For this exercise, copy out each line of the material below that includes "formula".

---

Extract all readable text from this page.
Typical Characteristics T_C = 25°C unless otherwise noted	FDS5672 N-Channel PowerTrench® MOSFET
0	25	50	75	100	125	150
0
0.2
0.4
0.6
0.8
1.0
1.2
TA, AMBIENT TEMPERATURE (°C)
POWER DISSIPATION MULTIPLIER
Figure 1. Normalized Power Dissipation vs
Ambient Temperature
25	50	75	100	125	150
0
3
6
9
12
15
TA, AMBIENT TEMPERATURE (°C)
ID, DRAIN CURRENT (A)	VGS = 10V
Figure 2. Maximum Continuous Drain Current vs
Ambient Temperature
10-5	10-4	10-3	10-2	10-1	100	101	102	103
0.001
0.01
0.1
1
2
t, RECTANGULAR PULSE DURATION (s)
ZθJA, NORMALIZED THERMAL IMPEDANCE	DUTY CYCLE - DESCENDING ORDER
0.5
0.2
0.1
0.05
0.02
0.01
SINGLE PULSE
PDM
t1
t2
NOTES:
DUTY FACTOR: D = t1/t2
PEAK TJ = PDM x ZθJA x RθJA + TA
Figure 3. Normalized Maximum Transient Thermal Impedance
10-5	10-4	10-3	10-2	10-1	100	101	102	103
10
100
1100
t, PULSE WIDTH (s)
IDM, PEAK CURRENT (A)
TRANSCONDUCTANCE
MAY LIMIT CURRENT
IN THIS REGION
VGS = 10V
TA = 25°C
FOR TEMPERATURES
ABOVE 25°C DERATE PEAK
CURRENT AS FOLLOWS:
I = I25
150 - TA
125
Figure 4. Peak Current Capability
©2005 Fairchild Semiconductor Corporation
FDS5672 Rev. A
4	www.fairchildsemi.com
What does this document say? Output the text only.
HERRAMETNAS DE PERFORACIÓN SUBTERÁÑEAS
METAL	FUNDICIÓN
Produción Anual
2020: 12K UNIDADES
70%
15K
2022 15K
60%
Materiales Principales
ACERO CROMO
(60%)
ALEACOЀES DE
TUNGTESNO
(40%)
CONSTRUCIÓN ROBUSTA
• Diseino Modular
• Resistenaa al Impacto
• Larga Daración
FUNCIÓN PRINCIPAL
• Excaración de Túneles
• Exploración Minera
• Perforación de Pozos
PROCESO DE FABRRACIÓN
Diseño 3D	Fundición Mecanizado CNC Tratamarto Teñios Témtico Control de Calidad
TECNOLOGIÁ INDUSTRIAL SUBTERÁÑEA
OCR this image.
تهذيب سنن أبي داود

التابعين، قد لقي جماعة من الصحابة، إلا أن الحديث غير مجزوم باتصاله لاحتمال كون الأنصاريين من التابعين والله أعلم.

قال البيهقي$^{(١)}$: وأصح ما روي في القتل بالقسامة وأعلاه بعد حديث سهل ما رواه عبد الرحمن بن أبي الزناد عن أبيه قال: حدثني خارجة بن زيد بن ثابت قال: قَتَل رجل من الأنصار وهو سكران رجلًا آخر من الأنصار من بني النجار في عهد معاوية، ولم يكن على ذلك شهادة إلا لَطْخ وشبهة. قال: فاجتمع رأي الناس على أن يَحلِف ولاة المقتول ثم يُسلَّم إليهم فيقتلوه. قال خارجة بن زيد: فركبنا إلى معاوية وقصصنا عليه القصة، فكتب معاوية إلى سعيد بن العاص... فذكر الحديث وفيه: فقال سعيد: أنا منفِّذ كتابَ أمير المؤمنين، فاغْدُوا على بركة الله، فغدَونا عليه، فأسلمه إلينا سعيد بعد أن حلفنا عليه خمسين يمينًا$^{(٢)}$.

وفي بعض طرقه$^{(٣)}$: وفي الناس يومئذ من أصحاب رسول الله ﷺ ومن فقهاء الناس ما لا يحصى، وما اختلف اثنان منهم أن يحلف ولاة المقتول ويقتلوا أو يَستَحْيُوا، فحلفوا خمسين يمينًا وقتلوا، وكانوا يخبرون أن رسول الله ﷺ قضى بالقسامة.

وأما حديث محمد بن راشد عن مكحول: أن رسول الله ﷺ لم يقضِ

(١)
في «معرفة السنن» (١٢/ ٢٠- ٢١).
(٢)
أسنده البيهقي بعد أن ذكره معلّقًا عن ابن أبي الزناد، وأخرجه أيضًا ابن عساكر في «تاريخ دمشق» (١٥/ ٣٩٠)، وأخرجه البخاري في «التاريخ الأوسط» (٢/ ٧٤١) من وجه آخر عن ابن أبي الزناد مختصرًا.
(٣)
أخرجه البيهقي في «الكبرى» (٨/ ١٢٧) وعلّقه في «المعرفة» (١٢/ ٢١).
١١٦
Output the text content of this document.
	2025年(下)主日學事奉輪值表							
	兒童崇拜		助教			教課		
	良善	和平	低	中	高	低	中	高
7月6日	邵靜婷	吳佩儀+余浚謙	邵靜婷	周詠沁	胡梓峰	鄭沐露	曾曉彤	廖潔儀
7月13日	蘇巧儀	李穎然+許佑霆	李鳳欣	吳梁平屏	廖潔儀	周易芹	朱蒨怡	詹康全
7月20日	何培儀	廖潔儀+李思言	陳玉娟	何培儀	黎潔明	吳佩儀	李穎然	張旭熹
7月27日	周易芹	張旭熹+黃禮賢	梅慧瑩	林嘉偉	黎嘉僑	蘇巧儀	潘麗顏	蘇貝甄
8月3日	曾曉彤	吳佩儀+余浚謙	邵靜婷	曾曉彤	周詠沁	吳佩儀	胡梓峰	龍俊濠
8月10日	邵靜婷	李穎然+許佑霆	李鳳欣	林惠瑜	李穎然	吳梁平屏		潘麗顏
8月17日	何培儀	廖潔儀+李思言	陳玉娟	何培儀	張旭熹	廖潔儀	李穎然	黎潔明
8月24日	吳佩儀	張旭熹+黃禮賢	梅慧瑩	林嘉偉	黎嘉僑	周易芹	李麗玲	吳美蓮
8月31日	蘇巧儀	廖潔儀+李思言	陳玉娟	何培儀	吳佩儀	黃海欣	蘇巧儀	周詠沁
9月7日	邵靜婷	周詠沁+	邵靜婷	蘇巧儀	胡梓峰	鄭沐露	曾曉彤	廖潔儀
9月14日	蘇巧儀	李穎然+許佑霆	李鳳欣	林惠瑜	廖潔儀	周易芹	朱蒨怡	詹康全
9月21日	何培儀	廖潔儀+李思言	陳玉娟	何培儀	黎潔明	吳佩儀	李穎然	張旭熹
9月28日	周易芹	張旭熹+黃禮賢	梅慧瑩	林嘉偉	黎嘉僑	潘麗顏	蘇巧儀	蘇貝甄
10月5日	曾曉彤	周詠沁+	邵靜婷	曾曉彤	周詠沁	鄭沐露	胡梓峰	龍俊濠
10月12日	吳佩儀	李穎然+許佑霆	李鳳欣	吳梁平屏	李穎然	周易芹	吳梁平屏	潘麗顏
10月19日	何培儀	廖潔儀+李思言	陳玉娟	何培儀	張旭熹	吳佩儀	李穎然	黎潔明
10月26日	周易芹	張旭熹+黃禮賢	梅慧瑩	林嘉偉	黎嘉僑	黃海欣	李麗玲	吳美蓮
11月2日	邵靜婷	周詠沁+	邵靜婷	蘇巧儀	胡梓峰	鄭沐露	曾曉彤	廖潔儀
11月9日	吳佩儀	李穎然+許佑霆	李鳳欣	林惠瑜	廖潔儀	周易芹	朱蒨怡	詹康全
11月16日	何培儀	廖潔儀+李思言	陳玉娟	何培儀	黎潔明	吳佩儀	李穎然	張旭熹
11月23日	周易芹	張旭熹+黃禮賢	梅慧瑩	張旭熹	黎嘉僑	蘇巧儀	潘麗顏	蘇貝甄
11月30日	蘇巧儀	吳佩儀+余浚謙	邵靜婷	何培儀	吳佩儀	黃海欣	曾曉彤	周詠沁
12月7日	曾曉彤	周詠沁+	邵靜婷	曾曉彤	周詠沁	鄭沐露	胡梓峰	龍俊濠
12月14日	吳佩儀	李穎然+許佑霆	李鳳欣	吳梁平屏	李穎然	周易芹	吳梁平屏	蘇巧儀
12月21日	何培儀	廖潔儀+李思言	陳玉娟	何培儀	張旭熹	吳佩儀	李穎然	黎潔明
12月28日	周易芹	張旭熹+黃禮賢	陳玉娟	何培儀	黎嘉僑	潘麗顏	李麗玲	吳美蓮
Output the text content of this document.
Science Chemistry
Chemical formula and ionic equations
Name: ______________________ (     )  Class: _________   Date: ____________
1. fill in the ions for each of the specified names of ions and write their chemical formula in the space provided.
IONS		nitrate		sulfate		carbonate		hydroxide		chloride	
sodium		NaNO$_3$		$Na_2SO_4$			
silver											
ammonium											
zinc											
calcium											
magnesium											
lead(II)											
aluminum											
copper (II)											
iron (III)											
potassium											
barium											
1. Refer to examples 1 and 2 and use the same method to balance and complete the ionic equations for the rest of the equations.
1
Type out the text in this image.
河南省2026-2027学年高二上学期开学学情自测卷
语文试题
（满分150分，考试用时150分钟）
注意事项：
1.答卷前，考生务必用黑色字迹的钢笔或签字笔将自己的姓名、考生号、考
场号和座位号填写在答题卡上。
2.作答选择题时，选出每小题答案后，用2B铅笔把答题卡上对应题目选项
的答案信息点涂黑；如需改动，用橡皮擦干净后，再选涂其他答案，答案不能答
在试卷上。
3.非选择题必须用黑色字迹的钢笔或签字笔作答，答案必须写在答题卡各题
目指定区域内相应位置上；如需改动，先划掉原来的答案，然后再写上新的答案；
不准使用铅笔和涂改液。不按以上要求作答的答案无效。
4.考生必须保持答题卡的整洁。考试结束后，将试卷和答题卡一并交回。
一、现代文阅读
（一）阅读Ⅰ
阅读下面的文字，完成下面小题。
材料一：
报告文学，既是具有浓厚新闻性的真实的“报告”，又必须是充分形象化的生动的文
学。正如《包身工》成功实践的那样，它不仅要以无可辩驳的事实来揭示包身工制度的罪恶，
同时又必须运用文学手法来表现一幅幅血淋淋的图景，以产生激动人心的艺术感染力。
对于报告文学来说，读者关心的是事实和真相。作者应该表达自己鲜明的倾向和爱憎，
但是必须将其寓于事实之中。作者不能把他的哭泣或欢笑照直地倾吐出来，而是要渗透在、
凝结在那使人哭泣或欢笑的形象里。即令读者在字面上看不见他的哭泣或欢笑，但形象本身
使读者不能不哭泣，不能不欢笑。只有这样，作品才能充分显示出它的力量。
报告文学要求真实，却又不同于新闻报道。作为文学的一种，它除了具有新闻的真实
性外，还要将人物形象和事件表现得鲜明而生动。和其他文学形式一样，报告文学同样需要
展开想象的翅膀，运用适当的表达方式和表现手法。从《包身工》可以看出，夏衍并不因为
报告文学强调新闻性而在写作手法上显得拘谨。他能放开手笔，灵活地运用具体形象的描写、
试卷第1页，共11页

---

RESULT BELOW:
Chemical formula and ionic equations
1. fill in the ions for each of the specified names of ions and write their chemical formula in the space provided.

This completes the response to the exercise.